▶ [What you need to do]: Write out every entry word for word.

▶ [Records for processing]:
::::
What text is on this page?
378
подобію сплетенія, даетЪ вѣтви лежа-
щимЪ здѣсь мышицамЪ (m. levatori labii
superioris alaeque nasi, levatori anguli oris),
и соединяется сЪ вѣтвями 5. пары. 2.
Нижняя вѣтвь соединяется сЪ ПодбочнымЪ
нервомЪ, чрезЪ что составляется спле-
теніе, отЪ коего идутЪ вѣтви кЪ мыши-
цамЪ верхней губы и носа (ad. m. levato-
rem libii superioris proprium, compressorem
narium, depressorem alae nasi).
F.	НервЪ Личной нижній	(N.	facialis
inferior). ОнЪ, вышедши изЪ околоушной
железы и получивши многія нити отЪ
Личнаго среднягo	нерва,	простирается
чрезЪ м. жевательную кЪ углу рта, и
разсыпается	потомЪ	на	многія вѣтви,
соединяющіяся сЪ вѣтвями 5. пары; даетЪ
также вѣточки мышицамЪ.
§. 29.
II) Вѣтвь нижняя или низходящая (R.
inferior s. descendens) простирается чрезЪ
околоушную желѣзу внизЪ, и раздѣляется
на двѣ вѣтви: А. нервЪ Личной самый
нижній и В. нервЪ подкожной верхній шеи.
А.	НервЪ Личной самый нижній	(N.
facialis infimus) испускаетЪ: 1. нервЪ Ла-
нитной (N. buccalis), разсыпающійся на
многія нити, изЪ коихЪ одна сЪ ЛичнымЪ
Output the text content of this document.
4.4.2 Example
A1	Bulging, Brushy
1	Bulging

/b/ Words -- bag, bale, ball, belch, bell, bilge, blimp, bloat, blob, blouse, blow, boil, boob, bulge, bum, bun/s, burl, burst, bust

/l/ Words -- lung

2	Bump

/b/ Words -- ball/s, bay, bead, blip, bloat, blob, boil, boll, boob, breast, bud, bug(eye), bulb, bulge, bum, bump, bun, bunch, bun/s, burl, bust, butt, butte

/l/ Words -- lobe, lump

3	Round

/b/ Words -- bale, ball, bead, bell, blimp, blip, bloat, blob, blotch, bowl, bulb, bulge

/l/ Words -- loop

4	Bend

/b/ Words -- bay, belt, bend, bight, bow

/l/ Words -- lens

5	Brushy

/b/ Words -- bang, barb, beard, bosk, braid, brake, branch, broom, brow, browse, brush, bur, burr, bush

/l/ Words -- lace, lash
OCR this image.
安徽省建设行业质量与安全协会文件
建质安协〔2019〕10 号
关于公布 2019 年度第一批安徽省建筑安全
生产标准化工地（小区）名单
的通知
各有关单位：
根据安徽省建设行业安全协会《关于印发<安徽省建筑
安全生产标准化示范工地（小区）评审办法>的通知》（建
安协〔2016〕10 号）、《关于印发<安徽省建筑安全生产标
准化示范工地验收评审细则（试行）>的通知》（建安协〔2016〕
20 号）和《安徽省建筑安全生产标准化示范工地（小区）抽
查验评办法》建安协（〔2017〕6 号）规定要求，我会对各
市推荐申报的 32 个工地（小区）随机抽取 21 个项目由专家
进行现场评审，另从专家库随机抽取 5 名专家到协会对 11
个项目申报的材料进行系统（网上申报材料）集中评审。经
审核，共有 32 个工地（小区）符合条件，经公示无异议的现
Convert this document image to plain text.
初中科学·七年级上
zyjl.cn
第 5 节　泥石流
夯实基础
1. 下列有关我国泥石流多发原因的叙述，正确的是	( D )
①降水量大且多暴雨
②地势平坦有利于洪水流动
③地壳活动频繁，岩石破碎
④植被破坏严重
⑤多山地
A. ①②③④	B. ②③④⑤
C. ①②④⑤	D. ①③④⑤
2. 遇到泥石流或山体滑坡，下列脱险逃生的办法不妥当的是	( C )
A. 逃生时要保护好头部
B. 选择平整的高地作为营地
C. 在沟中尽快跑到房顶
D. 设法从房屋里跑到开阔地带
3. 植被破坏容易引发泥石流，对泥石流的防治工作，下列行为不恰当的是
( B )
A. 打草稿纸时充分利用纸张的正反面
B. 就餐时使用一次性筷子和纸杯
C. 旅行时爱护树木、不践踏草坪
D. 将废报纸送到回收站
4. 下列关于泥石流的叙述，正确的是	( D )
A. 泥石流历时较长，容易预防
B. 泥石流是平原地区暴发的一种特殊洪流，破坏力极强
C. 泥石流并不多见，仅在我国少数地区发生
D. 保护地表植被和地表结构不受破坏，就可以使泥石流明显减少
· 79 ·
::::
▶ [Solution for this task]:
What text is on this page?
378
подобію сплетенія, даетЪ вѣтви лежа-
щимЪ здѣсь мышицамЪ (m. levatori labii
superioris alaeque nasi, levatori anguli oris),
и соединяется сЪ вѣтвями 5. пары. 2.
Нижняя вѣтвь соединяется сЪ ПодбочнымЪ
нервомЪ, чрезЪ что составляется спле-
теніе, отЪ коего идутЪ вѣтви кЪ мыши-
цамЪ верхней губы и носа (ad. m. levato-
rem libii superioris proprium, compressorem
narium, depressorem alae nasi).
F.	НервЪ Личной нижній	(N.	facialis
inferior). ОнЪ, вышедши изЪ околоушной
железы и получивши многія нити отЪ
Личнаго среднягo	нерва,	простирается
чрезЪ м. жевательную кЪ углу рта, и
разсыпается	потомЪ	на	многія вѣтви,
соединяющіяся сЪ вѣтвями 5. пары; даетЪ
также вѣточки мышицамЪ.
§. 29.
II) Вѣтвь нижняя или низходящая (R.
inferior s. descendens) простирается чрезЪ
околоушную желѣзу внизЪ, и раздѣляется
на двѣ вѣтви: А. нервЪ Личной самый
нижній и В. нервЪ подкожной верхній шеи.
А.	НервЪ Личной самый нижній	(N.
facialis infimus) испускаетЪ: 1. нервЪ Ла-
нитной (N. buccalis), разсыпающійся на
многія нити, изЪ коихЪ одна сЪ ЛичнымЪ
Output the text content of this document.
4.4.2 Example
A1	Bulging, Brushy
1	Bulging

/b/ Words -- bag, bale, ball, belch, bell, bilge, blimp, bloat, blob, blouse, blow, boil, boob, bulge, bum, bun/s, burl, burst, bust

/l/ Words -- lung

2	Bump

/b/ Words -- ball/s, bay, bead, blip, bloat, blob, boil, boll, boob, breast, bud, bug(eye), bulb, bulge, bum, bump, bun, bunch, bun/s, burl, bust, butt, butte

/l/ Words -- lobe, lump

3	Round

/b/ Words -- bale, ball, bead, bell, blimp, blip, bloat, blob, blotch, bowl, bulb, bulge

/l/ Words -- loop

4	Bend

/b/ Words -- bay, belt, bend, bight, bow

/l/ Words -- lens

5	Brushy

/b/ Words -- bang, barb, beard, bosk, braid, brake, branch, broom, brow, browse, brush, bur, burr, bush

/l/ Words -- lace, lash
OCR this image.
安徽省建设行业质量与安全协会文件
建质安协〔2019〕10 号
关于公布 2019 年度第一批安徽省建筑安全
生产标准化工地（小区）名单
的通知
各有关单位：
根据安徽省建设行业安全协会《关于印发<安徽省建筑
安全生产标准化示范工地（小区）评审办法>的通知》（建
安协〔2016〕10 号）、《关于印发<安徽省建筑安全生产标
准化示范工地验收评审细则（试行）>的通知》（建安协〔2016〕
20 号）和《安徽省建筑安全生产标准化示范工地（小区）抽
查验评办法》建安协（〔2017〕6 号）规定要求，我会对各
市推荐申报的 32 个工地（小区）随机抽取 21 个项目由专家
进行现场评审，另从专家库随机抽取 5 名专家到协会对 11
个项目申报的材料进行系统（网上申报材料）集中评审。经
审核，共有 32 个工地（小区）符合条件，经公示无异议的现
Convert this document image to plain text.
初中科学·七年级上
zyjl.cn
第 5 节　泥石流
夯实基础
1. 下列有关我国泥石流多发原因的叙述，正确的是	( D )
①降水量大且多暴雨
②地势平坦有利于洪水流动
③地壳活动频繁，岩石破碎
④植被破坏严重
⑤多山地
A. ①②③④	B. ②③④⑤
C. ①②④⑤	D. ①③④⑤
2. 遇到泥石流或山体滑坡，下列脱险逃生的办法不妥当的是	( C )
A. 逃生时要保护好头部
B. 选择平整的高地作为营地
C. 在沟中尽快跑到房顶
D. 设法从房屋里跑到开阔地带
3. 植被破坏容易引发泥石流，对泥石流的防治工作，下列行为不恰当的是
( B )
A. 打草稿纸时充分利用纸张的正反面
B. 就餐时使用一次性筷子和纸杯
C. 旅行时爱护树木、不践踏草坪
D. 将废报纸送到回收站
4. 下列关于泥石流的叙述，正确的是	( D )
A. 泥石流历时较长，容易预防
B. 泥石流是平原地区暴发的一种特殊洪流，破坏力极强
C. 泥石流并不多见，仅在我国少数地区发生
D. 保护地表植被和地表结构不受破坏，就可以使泥石流明显减少
· 79 ·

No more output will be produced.